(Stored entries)

---

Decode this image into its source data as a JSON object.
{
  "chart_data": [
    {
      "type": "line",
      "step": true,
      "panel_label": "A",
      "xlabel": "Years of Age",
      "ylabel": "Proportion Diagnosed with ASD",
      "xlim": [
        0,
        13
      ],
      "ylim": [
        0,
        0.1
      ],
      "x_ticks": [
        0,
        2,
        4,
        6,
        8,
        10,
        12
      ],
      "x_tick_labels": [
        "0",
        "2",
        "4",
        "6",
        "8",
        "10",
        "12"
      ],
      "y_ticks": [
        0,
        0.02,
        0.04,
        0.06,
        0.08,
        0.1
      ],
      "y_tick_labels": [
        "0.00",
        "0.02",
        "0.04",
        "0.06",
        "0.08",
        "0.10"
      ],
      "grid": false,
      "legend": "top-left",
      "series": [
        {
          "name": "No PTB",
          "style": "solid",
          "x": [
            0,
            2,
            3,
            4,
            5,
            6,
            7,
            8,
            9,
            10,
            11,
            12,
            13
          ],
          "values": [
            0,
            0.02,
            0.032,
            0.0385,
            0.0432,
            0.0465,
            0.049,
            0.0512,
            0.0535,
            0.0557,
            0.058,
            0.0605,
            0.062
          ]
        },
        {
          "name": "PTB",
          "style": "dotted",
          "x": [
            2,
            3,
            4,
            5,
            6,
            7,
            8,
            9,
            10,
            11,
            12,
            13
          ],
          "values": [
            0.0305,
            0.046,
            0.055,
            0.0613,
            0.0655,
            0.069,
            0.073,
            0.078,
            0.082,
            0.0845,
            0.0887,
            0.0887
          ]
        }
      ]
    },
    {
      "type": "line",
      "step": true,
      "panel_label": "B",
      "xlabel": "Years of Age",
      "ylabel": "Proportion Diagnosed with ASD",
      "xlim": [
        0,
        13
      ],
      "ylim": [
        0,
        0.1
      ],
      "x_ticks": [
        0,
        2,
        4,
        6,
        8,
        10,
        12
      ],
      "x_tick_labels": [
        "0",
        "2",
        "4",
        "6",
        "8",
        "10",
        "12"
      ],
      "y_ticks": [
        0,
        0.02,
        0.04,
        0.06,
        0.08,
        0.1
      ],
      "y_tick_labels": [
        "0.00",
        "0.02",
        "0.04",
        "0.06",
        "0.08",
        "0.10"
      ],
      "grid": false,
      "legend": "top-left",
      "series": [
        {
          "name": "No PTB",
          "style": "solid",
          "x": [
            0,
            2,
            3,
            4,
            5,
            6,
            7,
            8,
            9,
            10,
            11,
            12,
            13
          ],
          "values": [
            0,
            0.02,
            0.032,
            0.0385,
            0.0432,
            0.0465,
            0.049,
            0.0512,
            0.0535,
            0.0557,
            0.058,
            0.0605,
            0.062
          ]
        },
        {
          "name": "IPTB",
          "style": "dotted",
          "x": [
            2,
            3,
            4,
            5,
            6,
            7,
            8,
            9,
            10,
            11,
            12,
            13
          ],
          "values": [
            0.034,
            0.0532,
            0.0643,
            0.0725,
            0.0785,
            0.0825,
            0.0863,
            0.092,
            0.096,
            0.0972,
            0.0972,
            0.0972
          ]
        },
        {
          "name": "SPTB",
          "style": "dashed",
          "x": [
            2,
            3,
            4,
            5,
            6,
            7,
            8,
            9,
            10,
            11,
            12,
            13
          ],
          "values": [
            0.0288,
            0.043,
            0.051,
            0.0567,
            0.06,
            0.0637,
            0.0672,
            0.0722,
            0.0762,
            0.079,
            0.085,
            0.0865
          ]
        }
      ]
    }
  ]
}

---

■ Goal of the exercise: Generate an exact reproduction of all entries.

■ Full response:
Decode this image into its source data as a JSON object.
{
  "chart_data": [
    {
      "type": "line",
      "step": true,
      "panel_label": "A",
      "xlabel": "Years of Age",
      "ylabel": "Proportion Diagnosed with ASD",
      "xlim": [
        0,
        13
      ],
      "ylim": [
        0,
        0.1
      ],
      "x_ticks": [
        0,
        2,
        4,
        6,
        8,
        10,
        12
      ],
      "x_tick_labels": [
        "0",
        "2",
        "4",
        "6",
        "8",
        "10",
        "12"
      ],
      "y_ticks": [
        0,
        0.02,
        0.04,
        0.06,
        0.08,
        0.1
      ],
      "y_tick_labels": [
        "0.00",
        "0.02",
        "0.04",
        "0.06",
        "0.08",
        "0.10"
      ],
      "grid": false,
      "legend": "top-left",
      "series": [
        {
          "name": "No PTB",
          "style": "solid",
          "x": [
            0,
            2,
            3,
            4,
            5,
            6,
            7,
            8,
            9,
            10,
            11,
            12,
            13
          ],
          "values": [
            0,
            0.02,
            0.032,
            0.0385,
            0.0432,
            0.0465,
            0.049,
            0.0512,
            0.0535,
            0.0557,
            0.058,
            0.0605,
            0.062
          ]
        },
        {
          "name": "PTB",
          "style": "dotted",
          "x": [
            2,
            3,
            4,
            5,
            6,
            7,
            8,
            9,
            10,
            11,
            12,
            13
          ],
          "values": [
            0.0305,
            0.046,
            0.055,
            0.0613,
            0.0655,
            0.069,
            0.073,
            0.078,
            0.082,
            0.0845,
            0.0887,
            0.0887
          ]
        }
      ]
    },
    {
      "type": "line",
      "step": true,
      "panel_label": "B",
      "xlabel": "Years of Age",
      "ylabel": "Proportion Diagnosed with ASD",
      "xlim": [
        0,
        13
      ],
      "ylim": [
        0,
        0.1
      ],
      "x_ticks": [
        0,
        2,
        4,
        6,
        8,
        10,
        12
      ],
      "x_tick_labels": [
        "0",
        "2",
        "4",
        "6",
        "8",
        "10",
        "12"
      ],
      "y_ticks": [
        0,
        0.02,
        0.04,
        0.06,
        0.08,
        0.1
      ],
      "y_tick_labels": [
        "0.00",
        "0.02",
        "0.04",
        "0.06",
        "0.08",
        "0.10"
      ],
      "grid": false,
      "legend": "top-left",
      "series": [
        {
          "name": "No PTB",
          "style": "solid",
          "x": [
            0,
            2,
            3,
            4,
            5,
            6,
            7,
            8,
            9,
            10,
            11,
            12,
            13
          ],
          "values": [
            0,
            0.02,
            0.032,
            0.0385,
            0.0432,
            0.0465,
            0.049,
            0.0512,
            0.0535,
            0.0557,
            0.058,
            0.0605,
            0.062
          ]
        },
        {
          "name": "IPTB",
          "style": "dotted",
          "x": [
            2,
            3,
            4,
            5,
            6,
            7,
            8,
            9,
            10,
            11,
            12,
            13
          ],
          "values": [
            0.034,
            0.0532,
            0.0643,
            0.0725,
            0.0785,
            0.0825,
            0.0863,
            0.092,
            0.096,
            0.0972,
            0.0972,
            0.0972
          ]
        },
        {
          "name": "SPTB",
          "style": "dashed",
          "x": [
            2,
            3,
            4,
            5,
            6,
            7,
            8,
            9,
            10,
            11,
            12,
            13
          ],
          "values": [
            0.0288,
            0.043,
            0.051,
            0.0567,
            0.06,
            0.0637,
            0.0672,
            0.0722,
            0.0762,
            0.079,
            0.085,
            0.0865
          ]
        }
      ]
    }
  ]
}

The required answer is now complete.